Task details: Copy the listing verbatim, excluding any images found in it.

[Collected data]
>> BEGIN

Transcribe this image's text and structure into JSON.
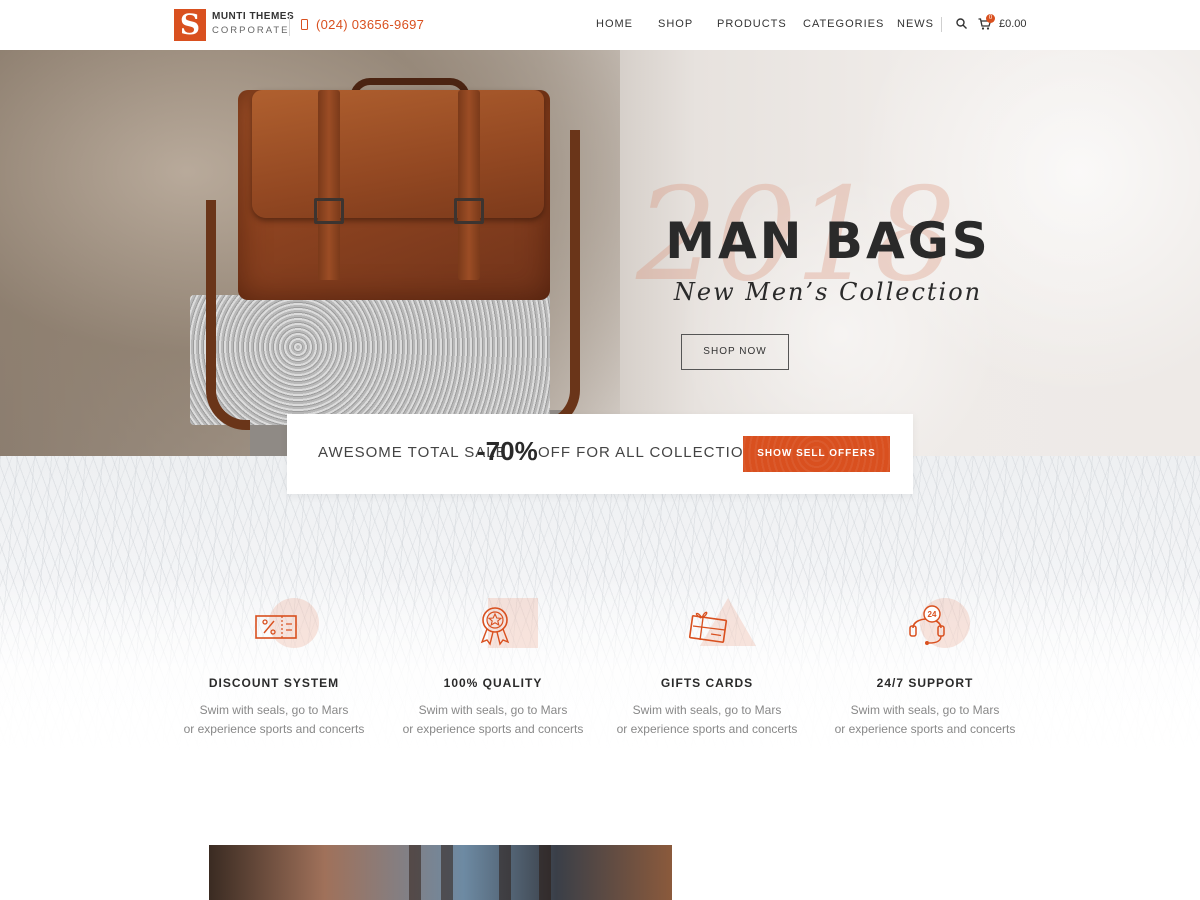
{
  "brand": {
    "logo_letter": "S",
    "name_line1": "MUNTI THEMES",
    "name_line2": "CORPORATE",
    "phone": "(024) 03656-9697"
  },
  "nav": {
    "items": [
      "HOME",
      "SHOP",
      "PRODUCTS",
      "CATEGORIES",
      "NEWS"
    ],
    "cart_count": "0",
    "cart_total": "£0.00"
  },
  "hero": {
    "year": "2018",
    "title": "MAN BAGS",
    "subtitle": "New Men’s Collection",
    "button": "SHOP NOW"
  },
  "sale": {
    "text_before": "AWESOME TOTAL SALE",
    "percent": "-70%",
    "text_after": "OFF FOR ALL COLLECTION",
    "button": "SHOW SELL OFFERS"
  },
  "features": [
    {
      "title": "DISCOUNT SYSTEM",
      "desc_line1": "Swim with seals, go to Mars",
      "desc_line2": "or experience sports and concerts",
      "icon": "discount-ticket-icon"
    },
    {
      "title": "100% QUALITY",
      "desc_line1": "Swim with seals, go to Mars",
      "desc_line2": "or experience sports and concerts",
      "icon": "quality-badge-icon"
    },
    {
      "title": "GIFTS CARDS",
      "desc_line1": "Swim with seals, go to Mars",
      "desc_line2": "or experience sports and concerts",
      "icon": "gift-card-icon"
    },
    {
      "title": "24/7 SUPPORT",
      "desc_line1": "Swim with seals, go to Mars",
      "desc_line2": "or experience sports and concerts",
      "icon": "support-headset-icon"
    }
  ],
  "support_icon_label": "24",
  "colors": {
    "accent": "#d9501f",
    "text_dark": "#2a2a2a",
    "text_muted": "#888888"
  }
}
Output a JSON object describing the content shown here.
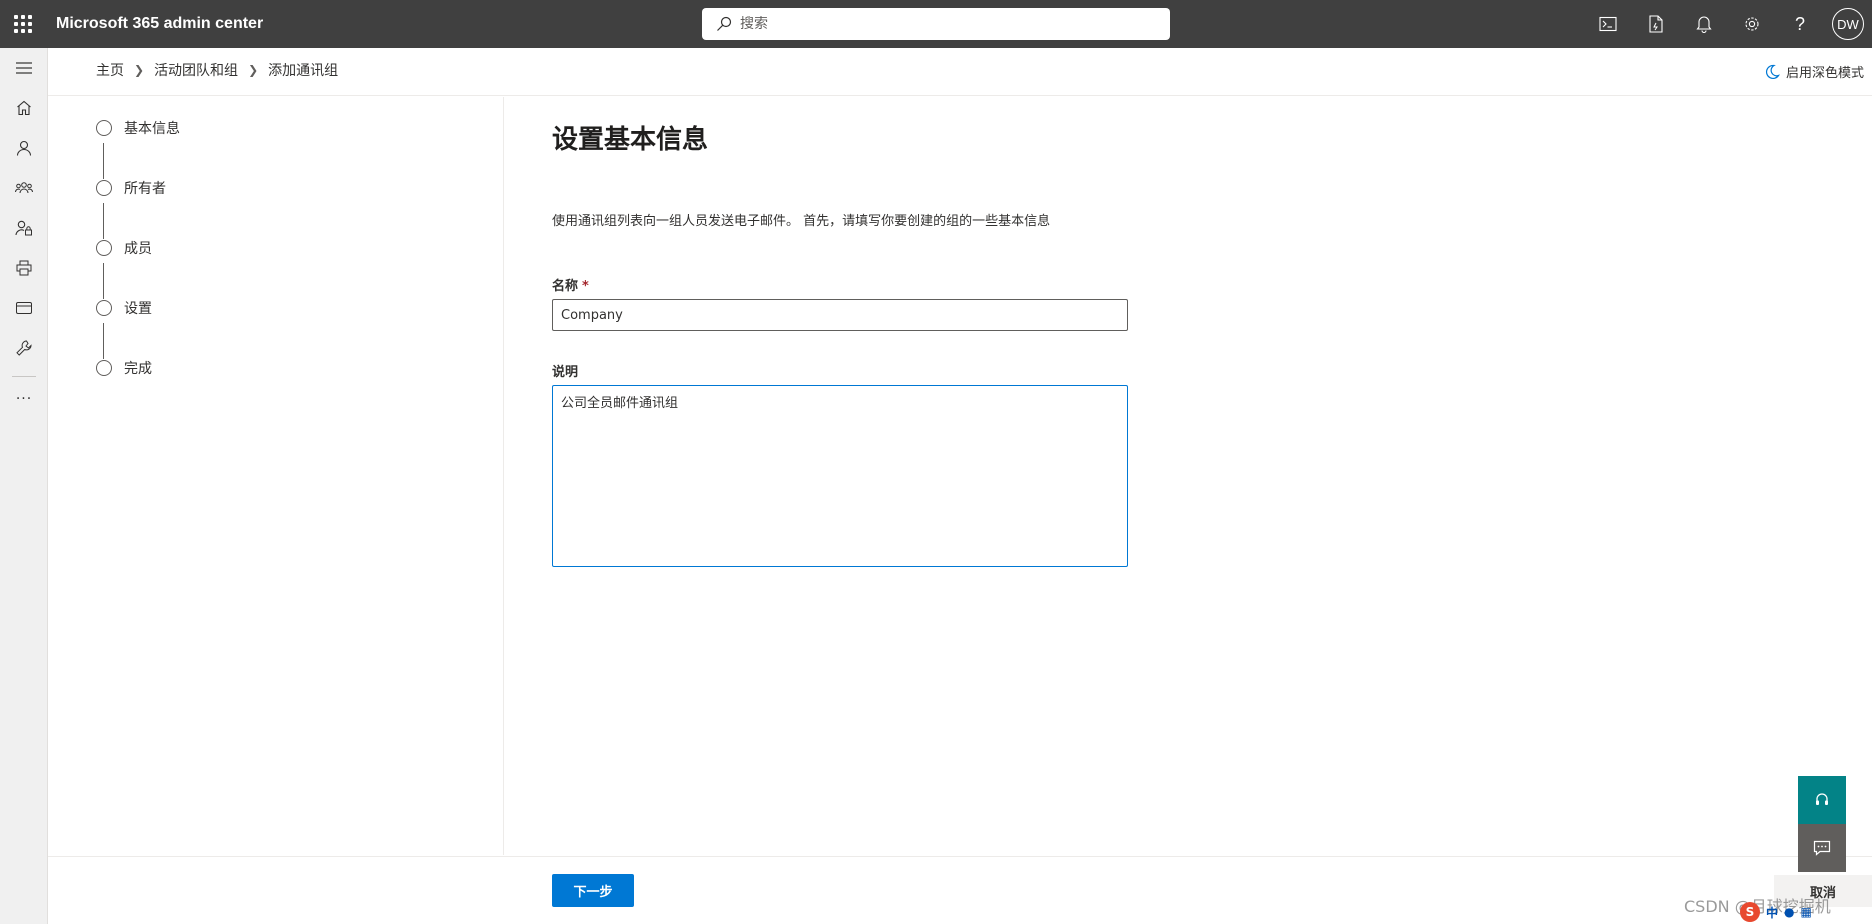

>> END

Solution to this task:
Transcribe this image's text and structure into JSON.
{
  "brand": {
    "logo_letter": "S",
    "name_line1": "MUNTI THEMES",
    "name_line2": "CORPORATE",
    "phone": "(024) 03656-9697"
  },
  "nav": {
    "items": [
      "HOME",
      "SHOP",
      "PRODUCTS",
      "CATEGORIES",
      "NEWS"
    ],
    "cart_count": "0",
    "cart_total": "£0.00"
  },
  "hero": {
    "year": "2018",
    "title": "MAN BAGS",
    "subtitle": "New Men’s Collection",
    "button": "SHOP NOW"
  },
  "sale": {
    "text_before": "AWESOME TOTAL SALE",
    "percent": "-70%",
    "text_after": "OFF FOR ALL COLLECTION",
    "button": "SHOW SELL OFFERS"
  },
  "features": [
    {
      "title": "DISCOUNT SYSTEM",
      "desc_line1": "Swim with seals, go to Mars",
      "desc_line2": "or experience sports and concerts",
      "icon": "discount-ticket-icon"
    },
    {
      "title": "100% QUALITY",
      "desc_line1": "Swim with seals, go to Mars",
      "desc_line2": "or experience sports and concerts",
      "icon": "quality-badge-icon"
    },
    {
      "title": "GIFTS CARDS",
      "desc_line1": "Swim with seals, go to Mars",
      "desc_line2": "or experience sports and concerts",
      "icon": "gift-card-icon"
    },
    {
      "title": "24/7 SUPPORT",
      "desc_line1": "Swim with seals, go to Mars",
      "desc_line2": "or experience sports and concerts",
      "icon": "support-headset-icon"
    }
  ],
  "support_icon_label": "24",
  "colors": {
    "accent": "#d9501f",
    "text_dark": "#2a2a2a",
    "text_muted": "#888888"
  }
}
Output a JSON object describing the content shown here.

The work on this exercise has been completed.